* begin GIVEN RECORDS *

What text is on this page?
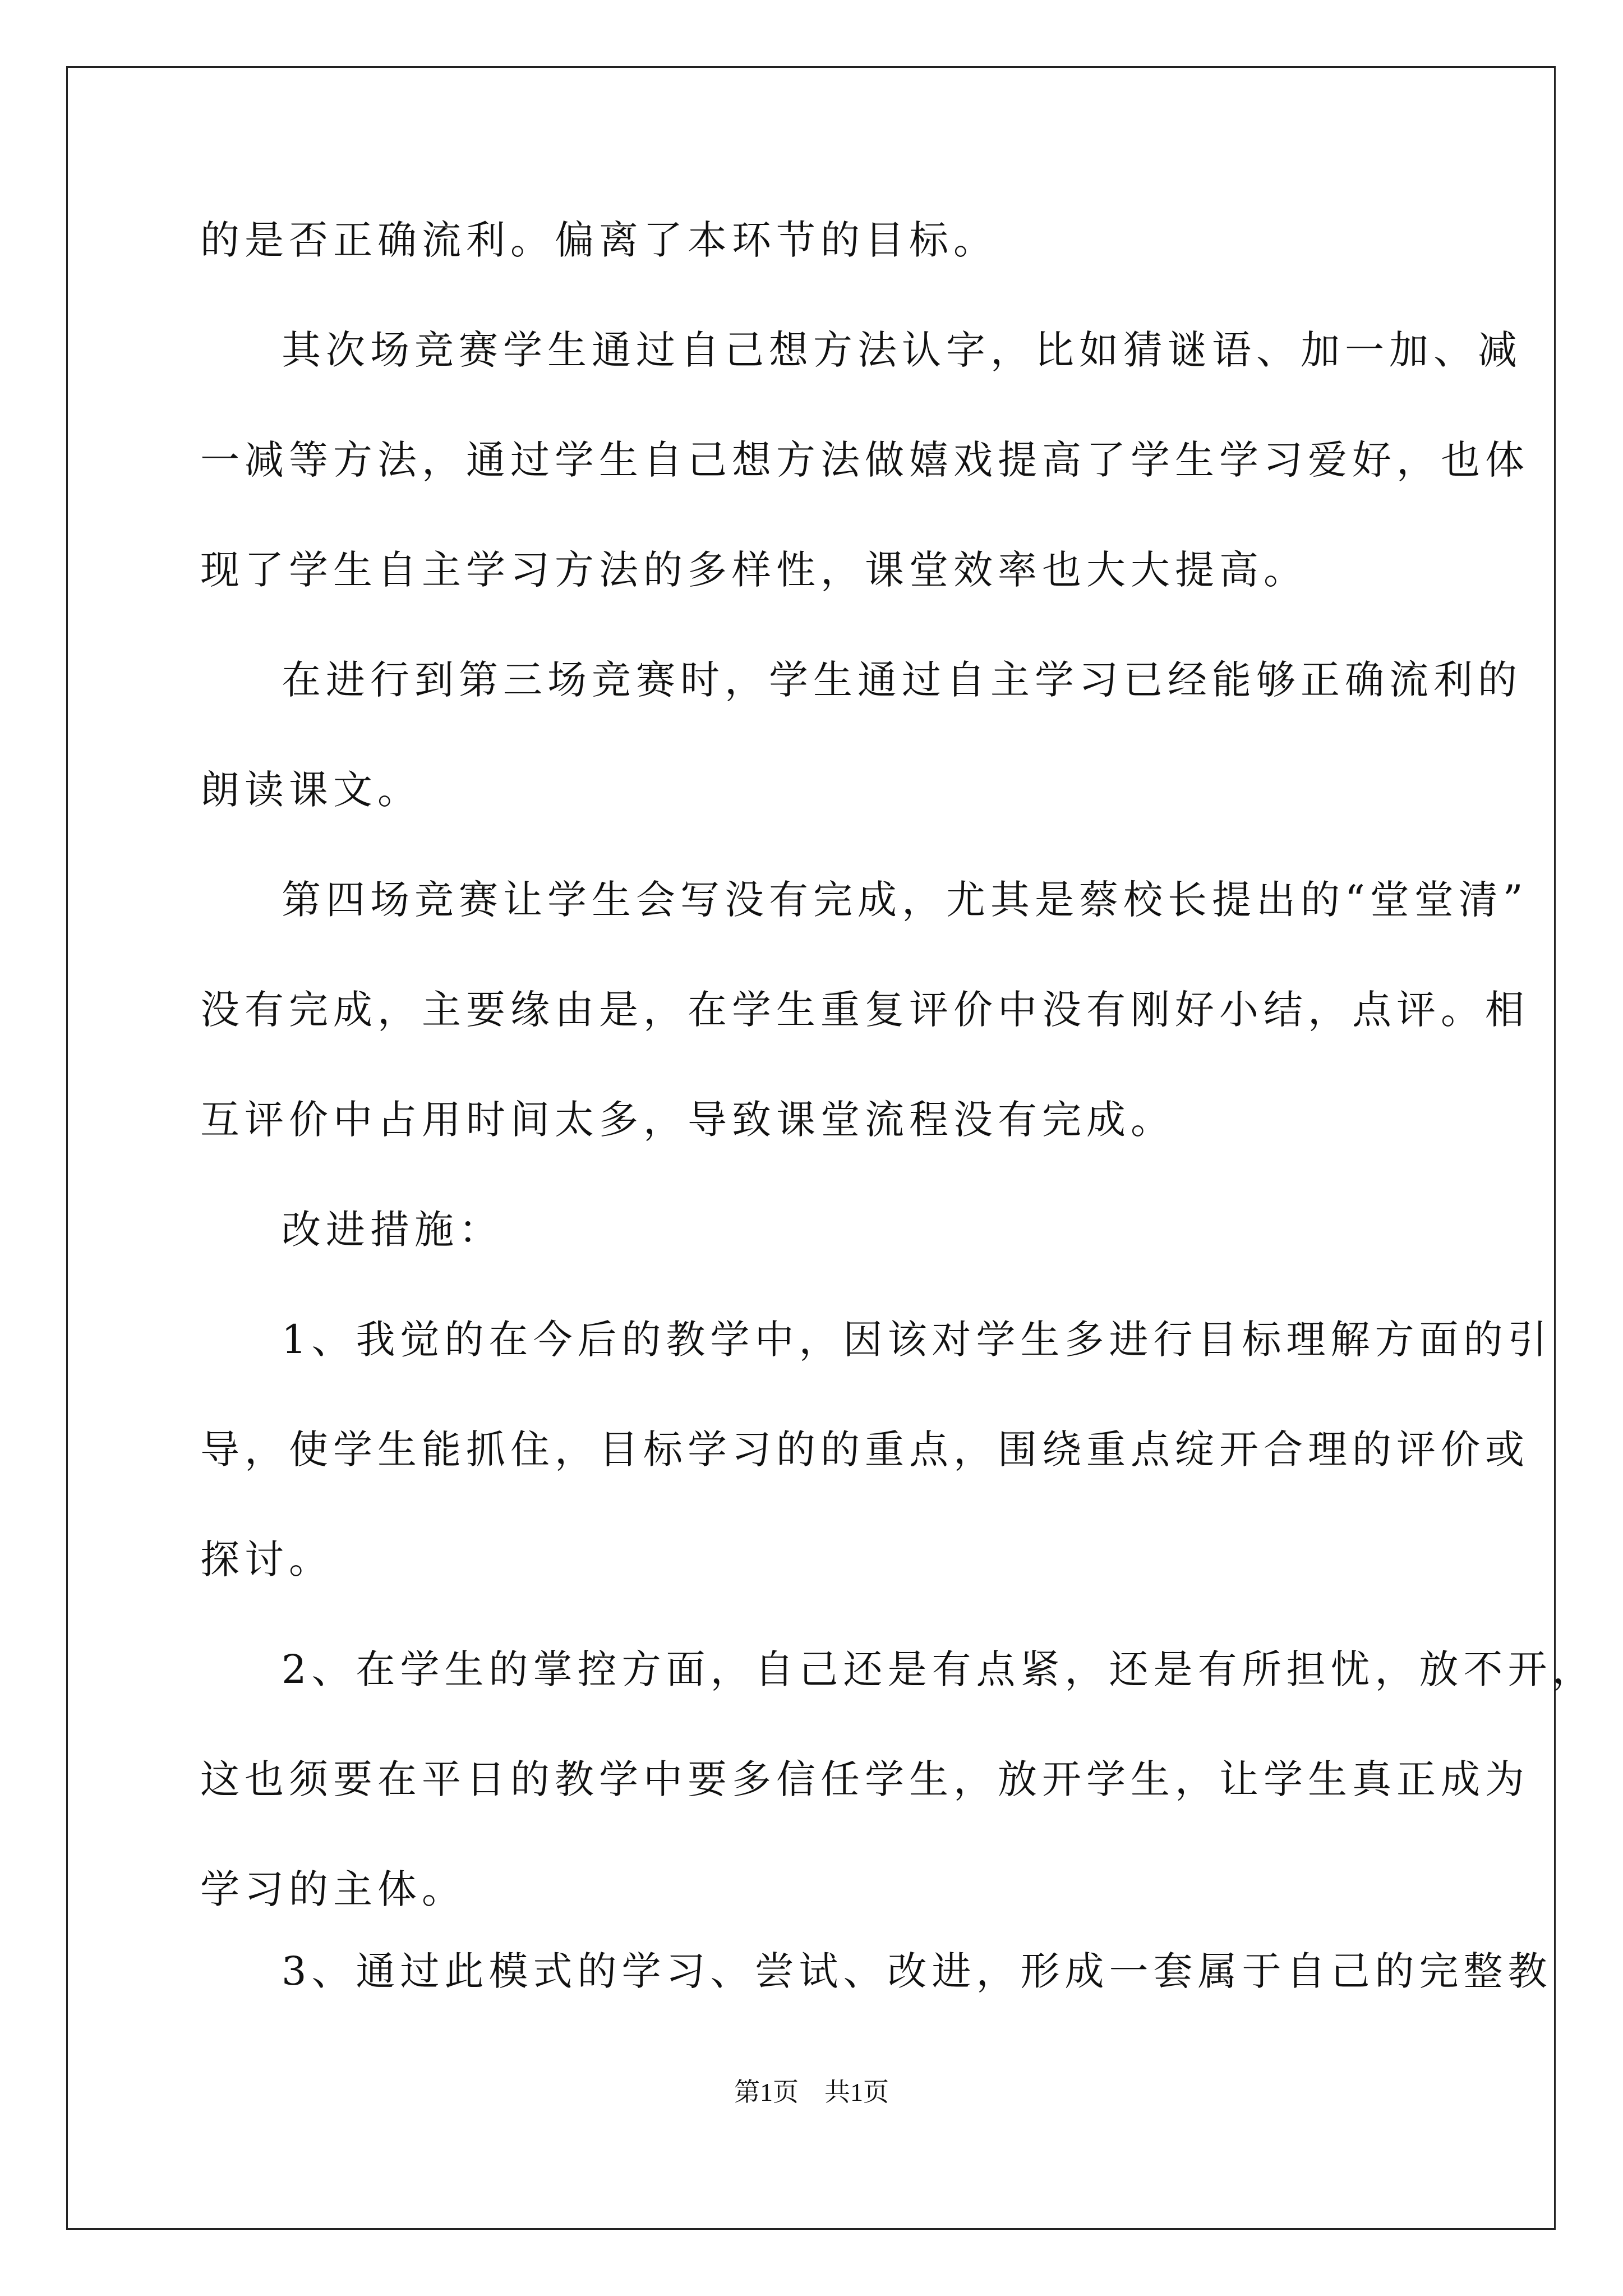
的是否正确流利。偏离了本环节的目标。
其次场竞赛学生通过自己想方法认字，比如猜谜语、加一加、减
一减等方法，通过学生自己想方法做嬉戏提高了学生学习爱好，也体
现了学生自主学习方法的多样性，课堂效率也大大提高。
在进行到第三场竞赛时，学生通过自主学习已经能够正确流利的
朗读课文。
第四场竞赛让学生会写没有完成，尤其是蔡校长提出的“堂堂清”
没有完成，主要缘由是，在学生重复评价中没有刚好小结，点评。相
互评价中占用时间太多，导致课堂流程没有完成。
改进措施：
1、我觉的在今后的教学中，因该对学生多进行目标理解方面的引
导，使学生能抓住，目标学习的的重点，围绕重点绽开合理的评价或
探讨。
2、在学生的掌控方面，自己还是有点紧，还是有所担忧，放不开，
这也须要在平日的教学中要多信任学生，放开学生，让学生真正成为
学习的主体。
3、通过此模式的学习、尝试、改进，形成一套属于自己的完整教
第1页　共1页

* end GIVEN RECORDS *

◆ **DO THIS**: Reproduce each line exactly, please, except for any pictures.

◆ **CORRECT ANSWER**:
What text is on this page?
的是否正确流利。偏离了本环节的目标。
其次场竞赛学生通过自己想方法认字，比如猜谜语、加一加、减
一减等方法，通过学生自己想方法做嬉戏提高了学生学习爱好，也体
现了学生自主学习方法的多样性，课堂效率也大大提高。
在进行到第三场竞赛时，学生通过自主学习已经能够正确流利的
朗读课文。
第四场竞赛让学生会写没有完成，尤其是蔡校长提出的“堂堂清”
没有完成，主要缘由是，在学生重复评价中没有刚好小结，点评。相
互评价中占用时间太多，导致课堂流程没有完成。
改进措施：
1、我觉的在今后的教学中，因该对学生多进行目标理解方面的引
导，使学生能抓住，目标学习的的重点，围绕重点绽开合理的评价或
探讨。
2、在学生的掌控方面，自己还是有点紧，还是有所担忧，放不开，
这也须要在平日的教学中要多信任学生，放开学生，让学生真正成为
学习的主体。
3、通过此模式的学习、尝试、改进，形成一套属于自己的完整教
第1页　共1页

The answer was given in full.